**Exercise task**
Reproduce each of the following records verbatim, with every line unaltered.

+++ Source records

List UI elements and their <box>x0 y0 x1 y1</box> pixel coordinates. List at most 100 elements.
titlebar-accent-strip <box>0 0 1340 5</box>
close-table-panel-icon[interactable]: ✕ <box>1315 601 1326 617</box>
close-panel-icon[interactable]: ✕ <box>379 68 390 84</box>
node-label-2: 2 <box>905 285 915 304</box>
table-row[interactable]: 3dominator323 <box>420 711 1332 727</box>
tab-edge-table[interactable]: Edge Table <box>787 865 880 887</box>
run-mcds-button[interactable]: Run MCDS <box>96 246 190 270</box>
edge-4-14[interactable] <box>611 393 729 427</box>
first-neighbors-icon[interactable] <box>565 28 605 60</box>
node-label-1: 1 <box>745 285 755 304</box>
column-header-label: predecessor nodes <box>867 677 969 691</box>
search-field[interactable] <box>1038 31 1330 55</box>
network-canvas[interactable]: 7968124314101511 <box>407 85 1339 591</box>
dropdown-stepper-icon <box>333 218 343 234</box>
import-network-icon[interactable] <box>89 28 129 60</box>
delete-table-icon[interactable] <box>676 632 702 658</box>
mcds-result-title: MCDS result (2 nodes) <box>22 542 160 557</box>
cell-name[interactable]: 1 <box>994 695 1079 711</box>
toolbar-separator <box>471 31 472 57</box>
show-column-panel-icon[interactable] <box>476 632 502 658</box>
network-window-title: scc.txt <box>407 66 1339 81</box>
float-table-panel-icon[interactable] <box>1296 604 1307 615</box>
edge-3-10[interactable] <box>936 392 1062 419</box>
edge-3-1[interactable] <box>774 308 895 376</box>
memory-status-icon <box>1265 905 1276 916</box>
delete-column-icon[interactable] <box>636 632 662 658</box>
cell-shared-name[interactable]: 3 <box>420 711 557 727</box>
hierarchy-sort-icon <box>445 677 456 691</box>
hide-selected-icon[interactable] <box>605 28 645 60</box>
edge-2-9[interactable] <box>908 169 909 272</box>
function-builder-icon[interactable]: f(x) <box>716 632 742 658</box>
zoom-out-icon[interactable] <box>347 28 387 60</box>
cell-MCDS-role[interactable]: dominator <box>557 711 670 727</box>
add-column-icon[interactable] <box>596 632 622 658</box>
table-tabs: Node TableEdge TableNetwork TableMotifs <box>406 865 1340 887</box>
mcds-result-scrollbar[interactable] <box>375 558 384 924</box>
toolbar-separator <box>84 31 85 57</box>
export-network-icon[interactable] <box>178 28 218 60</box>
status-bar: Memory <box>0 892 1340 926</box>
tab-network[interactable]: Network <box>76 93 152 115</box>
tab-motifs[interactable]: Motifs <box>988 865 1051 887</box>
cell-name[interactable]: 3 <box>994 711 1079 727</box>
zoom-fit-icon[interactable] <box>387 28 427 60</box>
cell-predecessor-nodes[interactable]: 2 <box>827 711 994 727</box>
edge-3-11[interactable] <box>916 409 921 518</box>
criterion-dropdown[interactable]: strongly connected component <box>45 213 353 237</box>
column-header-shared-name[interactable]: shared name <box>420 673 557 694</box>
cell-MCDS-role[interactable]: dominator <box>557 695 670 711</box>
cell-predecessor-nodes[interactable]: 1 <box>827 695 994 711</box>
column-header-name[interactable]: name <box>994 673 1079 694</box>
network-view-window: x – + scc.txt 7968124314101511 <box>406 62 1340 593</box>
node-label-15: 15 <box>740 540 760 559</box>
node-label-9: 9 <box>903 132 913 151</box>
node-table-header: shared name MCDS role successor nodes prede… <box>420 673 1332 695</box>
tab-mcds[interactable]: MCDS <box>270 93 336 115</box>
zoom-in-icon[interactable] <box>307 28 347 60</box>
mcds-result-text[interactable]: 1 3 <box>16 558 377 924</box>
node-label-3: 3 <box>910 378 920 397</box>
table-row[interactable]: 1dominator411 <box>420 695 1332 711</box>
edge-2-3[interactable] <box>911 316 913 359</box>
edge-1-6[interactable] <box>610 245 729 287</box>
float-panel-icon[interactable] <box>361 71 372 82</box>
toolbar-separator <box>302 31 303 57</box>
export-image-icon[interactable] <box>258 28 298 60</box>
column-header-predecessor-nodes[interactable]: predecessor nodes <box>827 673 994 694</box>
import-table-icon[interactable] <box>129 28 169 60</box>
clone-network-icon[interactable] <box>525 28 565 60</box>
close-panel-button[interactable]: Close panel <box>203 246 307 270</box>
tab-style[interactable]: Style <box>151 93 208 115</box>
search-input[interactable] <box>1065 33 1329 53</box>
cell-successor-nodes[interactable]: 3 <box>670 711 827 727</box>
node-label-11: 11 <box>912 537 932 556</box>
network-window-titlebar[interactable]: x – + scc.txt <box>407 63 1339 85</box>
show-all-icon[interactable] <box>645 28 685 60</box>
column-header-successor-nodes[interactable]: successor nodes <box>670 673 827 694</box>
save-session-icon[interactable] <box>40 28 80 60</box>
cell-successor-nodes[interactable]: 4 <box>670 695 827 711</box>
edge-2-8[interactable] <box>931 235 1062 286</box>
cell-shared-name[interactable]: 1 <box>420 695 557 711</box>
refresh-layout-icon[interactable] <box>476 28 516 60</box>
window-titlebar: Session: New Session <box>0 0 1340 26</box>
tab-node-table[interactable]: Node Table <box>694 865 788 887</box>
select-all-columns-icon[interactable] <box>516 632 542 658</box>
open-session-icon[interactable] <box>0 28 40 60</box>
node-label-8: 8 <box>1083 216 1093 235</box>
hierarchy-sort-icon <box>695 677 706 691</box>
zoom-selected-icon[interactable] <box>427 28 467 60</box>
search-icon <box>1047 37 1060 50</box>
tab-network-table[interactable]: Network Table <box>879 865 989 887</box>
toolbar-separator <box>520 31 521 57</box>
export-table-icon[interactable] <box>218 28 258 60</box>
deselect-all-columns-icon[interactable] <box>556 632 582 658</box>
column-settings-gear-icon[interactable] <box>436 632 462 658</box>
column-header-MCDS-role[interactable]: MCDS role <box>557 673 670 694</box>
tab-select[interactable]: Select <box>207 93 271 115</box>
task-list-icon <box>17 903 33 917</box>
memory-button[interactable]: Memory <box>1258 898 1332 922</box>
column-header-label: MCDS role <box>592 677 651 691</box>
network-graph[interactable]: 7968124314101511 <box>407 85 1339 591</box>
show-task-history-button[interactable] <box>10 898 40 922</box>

++++++

**Task response**
List UI elements and their <box>x0 y0 x1 y1</box> pixel coordinates. List at most 100 elements.
titlebar-accent-strip <box>0 0 1340 5</box>
close-table-panel-icon[interactable]: ✕ <box>1315 601 1326 617</box>
close-panel-icon[interactable]: ✕ <box>379 68 390 84</box>
node-label-2: 2 <box>905 285 915 304</box>
table-row[interactable]: 3dominator323 <box>420 711 1332 727</box>
tab-edge-table[interactable]: Edge Table <box>787 865 880 887</box>
run-mcds-button[interactable]: Run MCDS <box>96 246 190 270</box>
edge-4-14[interactable] <box>611 393 729 427</box>
first-neighbors-icon[interactable] <box>565 28 605 60</box>
node-label-1: 1 <box>745 285 755 304</box>
column-header-label: predecessor nodes <box>867 677 969 691</box>
search-field[interactable] <box>1038 31 1330 55</box>
network-canvas[interactable]: 7968124314101511 <box>407 85 1339 591</box>
dropdown-stepper-icon <box>333 218 343 234</box>
import-network-icon[interactable] <box>89 28 129 60</box>
delete-table-icon[interactable] <box>676 632 702 658</box>
mcds-result-title: MCDS result (2 nodes) <box>22 542 160 557</box>
cell-name[interactable]: 1 <box>994 695 1079 711</box>
toolbar-separator <box>471 31 472 57</box>
show-column-panel-icon[interactable] <box>476 632 502 658</box>
network-window-title: scc.txt <box>407 66 1339 81</box>
float-table-panel-icon[interactable] <box>1296 604 1307 615</box>
edge-3-10[interactable] <box>936 392 1062 419</box>
edge-3-1[interactable] <box>774 308 895 376</box>
memory-status-icon <box>1265 905 1276 916</box>
delete-column-icon[interactable] <box>636 632 662 658</box>
cell-shared-name[interactable]: 3 <box>420 711 557 727</box>
hierarchy-sort-icon <box>445 677 456 691</box>
hide-selected-icon[interactable] <box>605 28 645 60</box>
edge-2-9[interactable] <box>908 169 909 272</box>
function-builder-icon[interactable]: f(x) <box>716 632 742 658</box>
zoom-out-icon[interactable] <box>347 28 387 60</box>
cell-MCDS-role[interactable]: dominator <box>557 711 670 727</box>
add-column-icon[interactable] <box>596 632 622 658</box>
table-tabs: Node TableEdge TableNetwork TableMotifs <box>406 865 1340 887</box>
mcds-result-scrollbar[interactable] <box>375 558 384 924</box>
toolbar-separator <box>84 31 85 57</box>
export-network-icon[interactable] <box>178 28 218 60</box>
status-bar: Memory <box>0 892 1340 926</box>
tab-network[interactable]: Network <box>76 93 152 115</box>
tab-motifs[interactable]: Motifs <box>988 865 1051 887</box>
cell-name[interactable]: 3 <box>994 711 1079 727</box>
zoom-fit-icon[interactable] <box>387 28 427 60</box>
cell-predecessor-nodes[interactable]: 2 <box>827 711 994 727</box>
edge-3-11[interactable] <box>916 409 921 518</box>
criterion-dropdown[interactable]: strongly connected component <box>45 213 353 237</box>
column-header-shared-name[interactable]: shared name <box>420 673 557 694</box>
cell-MCDS-role[interactable]: dominator <box>557 695 670 711</box>
cell-predecessor-nodes[interactable]: 1 <box>827 695 994 711</box>
column-header-name[interactable]: name <box>994 673 1079 694</box>
network-view-window: x – + scc.txt 7968124314101511 <box>406 62 1340 593</box>
node-label-15: 15 <box>740 540 760 559</box>
node-label-9: 9 <box>903 132 913 151</box>
node-table-header: shared name MCDS role successor nodes prede… <box>420 673 1332 695</box>
tab-mcds[interactable]: MCDS <box>270 93 336 115</box>
zoom-in-icon[interactable] <box>307 28 347 60</box>
mcds-result-text[interactable]: 1 3 <box>16 558 377 924</box>
node-label-3: 3 <box>910 378 920 397</box>
table-row[interactable]: 1dominator411 <box>420 695 1332 711</box>
edge-2-3[interactable] <box>911 316 913 359</box>
edge-1-6[interactable] <box>610 245 729 287</box>
float-panel-icon[interactable] <box>361 71 372 82</box>
toolbar-separator <box>302 31 303 57</box>
export-image-icon[interactable] <box>258 28 298 60</box>
column-header-predecessor-nodes[interactable]: predecessor nodes <box>827 673 994 694</box>
import-table-icon[interactable] <box>129 28 169 60</box>
clone-network-icon[interactable] <box>525 28 565 60</box>
close-panel-button[interactable]: Close panel <box>203 246 307 270</box>
tab-style[interactable]: Style <box>151 93 208 115</box>
search-input[interactable] <box>1065 33 1329 53</box>
cell-successor-nodes[interactable]: 3 <box>670 711 827 727</box>
node-label-11: 11 <box>912 537 932 556</box>
network-window-titlebar[interactable]: x – + scc.txt <box>407 63 1339 85</box>
show-all-icon[interactable] <box>645 28 685 60</box>
column-header-successor-nodes[interactable]: successor nodes <box>670 673 827 694</box>
save-session-icon[interactable] <box>40 28 80 60</box>
cell-successor-nodes[interactable]: 4 <box>670 695 827 711</box>
edge-2-8[interactable] <box>931 235 1062 286</box>
cell-shared-name[interactable]: 1 <box>420 695 557 711</box>
refresh-layout-icon[interactable] <box>476 28 516 60</box>
window-titlebar: Session: New Session <box>0 0 1340 26</box>
tab-node-table[interactable]: Node Table <box>694 865 788 887</box>
select-all-columns-icon[interactable] <box>516 632 542 658</box>
open-session-icon[interactable] <box>0 28 40 60</box>
node-label-8: 8 <box>1083 216 1093 235</box>
hierarchy-sort-icon <box>695 677 706 691</box>
zoom-selected-icon[interactable] <box>427 28 467 60</box>
search-icon <box>1047 37 1060 50</box>
tab-network-table[interactable]: Network Table <box>879 865 989 887</box>
toolbar-separator <box>520 31 521 57</box>
export-table-icon[interactable] <box>218 28 258 60</box>
deselect-all-columns-icon[interactable] <box>556 632 582 658</box>
column-settings-gear-icon[interactable] <box>436 632 462 658</box>
column-header-MCDS-role[interactable]: MCDS role <box>557 673 670 694</box>
tab-select[interactable]: Select <box>207 93 271 115</box>
task-list-icon <box>17 903 33 917</box>
memory-button[interactable]: Memory <box>1258 898 1332 922</box>
column-header-label: MCDS role <box>592 677 651 691</box>
network-graph[interactable]: 7968124314101511 <box>407 85 1339 591</box>
show-task-history-button[interactable] <box>10 898 40 922</box>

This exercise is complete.